December 12, 1999|By Mark Matthews | Mark Matthews,SUN FOREIGN STAFF
JERUSALEM -- Time is catching up to two of the Middle East's most tenacious survivors.
Syrian President Hafez el Assad and Palestinian leader Yasser Arafat are both about 70. Neither is in good health. Each has a long-standing goal to fulfill before he passes from the scene.
Longtime regional rivals with good reason to distrust each other, they are locked in the same pursuit: getting land back from Israel. How one fares will inevitably affect the other.
Assad was air force commander and acting defense minister during the 1967 war when Syria lost the Golan Heights to Israel in a humiliating 30-hour battle. Since grasping power in a coup three years later, Assad has kept the dream of reclaiming the strategic 400-square-mile plateau at the top of his agenda, perhaps second only to protecting his hold on power.
To have let three decades pass before entering high-level peace talks with Israel takes enormous patience, but Assad has raised waiting to a strategic art form. While a succession of high-level envoys left lengthy meetings in Damascus in frustration, Assad avoided acting until he had to and only when he thought he could get what he wanted.
Born in a village near the Mediterranean coast and a member of the minority Alawite ethnic group, Assad has had to use every ounce of his guile to stay on top in a fractious country with a Sunni Muslim majority.
The population is held in check by a powerful army and security apparatus dominated by fellow Alawites who don't flinch from occasional brutal acts of suppression.
After being the target for several years of threats to himself and his government from the Muslim Brotherhood, including a 1980 assassination attempt, Assad unleashed a bloody crackdown on the Brotherhood stronghold of Hama. An estimated 20,000 people died out of a population of 180,000 as sections of the city were reduced to rubble.
Syria continues to hold hundreds of political prisoners in jail, according to human-rights groups.
Sharing power with Sunni
While keeping loyal Alawites at the government's core, Assad has allowed other groups a share of economic and political power, including a prosperous merchant class. The bulk of the Cabinet and Parliament are Sunni.
Assad, who is 69, has used similar cunning to keep Syria playing a pivotal role in the region out of all proportion to its size. Even after losing a superpower sponsor with the collapse of the Soviet Union, he remained a leader of regional forces opposing peace with Israel.
Frozen out of good relations with Washington because of his Soviet ties and Syria's hostility toward Israel, Assad won President Ronald Reagan's appreciation in helping to secure the release of U.S. hostages held by Lebanese guerrillas.
The United States came courting again when President George Bush needed to mobilize Arab support to oust Saddam Hussein's Iraqi army from Kuwait in 1990 and 1991. It suited Assad to go after his archrival Hussein, and when the war was over, the West did nothing to stop Syria from effectively taking over neighboring Lebanon.
It is with Israel, though, that Assad is most adroit, exploiting Syria's position as the only militarily powerful neighbor remaining in a formal state of war with the Jewish state.

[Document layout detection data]
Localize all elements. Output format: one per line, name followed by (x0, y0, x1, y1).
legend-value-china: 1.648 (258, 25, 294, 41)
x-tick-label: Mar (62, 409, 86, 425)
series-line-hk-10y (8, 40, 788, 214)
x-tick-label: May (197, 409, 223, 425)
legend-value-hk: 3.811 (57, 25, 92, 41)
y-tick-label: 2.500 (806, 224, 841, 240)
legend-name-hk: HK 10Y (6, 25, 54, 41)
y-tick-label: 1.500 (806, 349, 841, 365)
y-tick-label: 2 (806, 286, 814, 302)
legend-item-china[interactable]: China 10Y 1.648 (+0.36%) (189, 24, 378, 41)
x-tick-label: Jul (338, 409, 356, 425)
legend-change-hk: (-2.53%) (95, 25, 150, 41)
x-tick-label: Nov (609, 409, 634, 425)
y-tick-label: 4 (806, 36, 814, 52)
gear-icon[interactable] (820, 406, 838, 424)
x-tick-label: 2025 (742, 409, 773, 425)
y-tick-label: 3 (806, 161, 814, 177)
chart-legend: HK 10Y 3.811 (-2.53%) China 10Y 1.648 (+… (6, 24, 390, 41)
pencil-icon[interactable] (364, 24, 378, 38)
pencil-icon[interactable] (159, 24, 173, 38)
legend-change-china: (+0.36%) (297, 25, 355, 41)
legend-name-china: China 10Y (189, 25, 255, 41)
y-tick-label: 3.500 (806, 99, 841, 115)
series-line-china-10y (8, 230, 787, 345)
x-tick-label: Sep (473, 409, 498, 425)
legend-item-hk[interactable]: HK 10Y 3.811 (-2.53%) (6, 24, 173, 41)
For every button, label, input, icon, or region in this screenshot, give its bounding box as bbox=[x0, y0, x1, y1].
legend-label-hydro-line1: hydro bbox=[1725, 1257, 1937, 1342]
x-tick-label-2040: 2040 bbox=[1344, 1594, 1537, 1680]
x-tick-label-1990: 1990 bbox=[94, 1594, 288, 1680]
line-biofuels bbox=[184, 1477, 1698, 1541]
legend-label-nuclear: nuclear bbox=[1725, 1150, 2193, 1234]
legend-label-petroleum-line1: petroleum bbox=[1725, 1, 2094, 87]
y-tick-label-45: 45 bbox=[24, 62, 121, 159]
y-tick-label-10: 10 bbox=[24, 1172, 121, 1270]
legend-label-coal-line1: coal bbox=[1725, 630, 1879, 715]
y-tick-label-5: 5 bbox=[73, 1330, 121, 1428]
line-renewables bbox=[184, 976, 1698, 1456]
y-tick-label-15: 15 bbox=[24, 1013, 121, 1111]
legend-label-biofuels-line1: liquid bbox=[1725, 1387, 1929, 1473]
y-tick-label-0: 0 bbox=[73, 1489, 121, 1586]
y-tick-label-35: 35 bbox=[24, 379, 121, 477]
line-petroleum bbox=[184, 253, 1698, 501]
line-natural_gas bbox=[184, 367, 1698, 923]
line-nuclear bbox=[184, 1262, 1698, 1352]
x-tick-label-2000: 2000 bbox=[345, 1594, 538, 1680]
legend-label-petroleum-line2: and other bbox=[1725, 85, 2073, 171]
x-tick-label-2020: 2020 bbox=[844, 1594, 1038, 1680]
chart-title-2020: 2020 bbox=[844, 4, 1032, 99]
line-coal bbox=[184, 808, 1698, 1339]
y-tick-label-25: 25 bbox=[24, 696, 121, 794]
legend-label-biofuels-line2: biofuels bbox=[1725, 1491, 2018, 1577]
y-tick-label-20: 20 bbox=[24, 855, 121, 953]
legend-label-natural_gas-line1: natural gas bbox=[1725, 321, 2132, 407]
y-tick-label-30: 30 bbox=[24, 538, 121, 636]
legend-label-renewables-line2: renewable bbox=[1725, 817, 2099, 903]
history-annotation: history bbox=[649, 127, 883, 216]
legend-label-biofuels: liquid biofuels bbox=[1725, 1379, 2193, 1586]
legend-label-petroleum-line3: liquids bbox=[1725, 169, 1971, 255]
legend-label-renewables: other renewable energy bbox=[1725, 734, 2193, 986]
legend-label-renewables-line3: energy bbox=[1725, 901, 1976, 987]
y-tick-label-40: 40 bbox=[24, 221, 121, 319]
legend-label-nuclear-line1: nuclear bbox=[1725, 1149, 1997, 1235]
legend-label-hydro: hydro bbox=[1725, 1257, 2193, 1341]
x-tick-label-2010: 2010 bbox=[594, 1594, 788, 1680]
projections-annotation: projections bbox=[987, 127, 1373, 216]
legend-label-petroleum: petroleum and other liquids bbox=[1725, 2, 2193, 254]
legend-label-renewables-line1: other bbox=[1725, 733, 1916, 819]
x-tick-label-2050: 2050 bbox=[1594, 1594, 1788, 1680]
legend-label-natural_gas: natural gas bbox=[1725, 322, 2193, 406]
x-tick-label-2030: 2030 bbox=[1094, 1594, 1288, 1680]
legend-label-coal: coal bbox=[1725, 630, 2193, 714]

- _Work item 1_: In the article on Hafez el Assad and Yasser Arafat, how large is the Golan Heights plateau said to be?
- _Work item 2_: Duplicate the part of the article on Assad and Arafat from "Syrian President Hafez" up to and including "from the scene.".

- _Problem solution 1_: It is described as a strategic 400-square-mile plateau.

- _Problem solution 2_:
Syrian President Hafez el Assad and Palestinian leader Yasser Arafat are both about 70. Neither is in good health. Each has a long-standing goal to fulfill before he passes from the scene.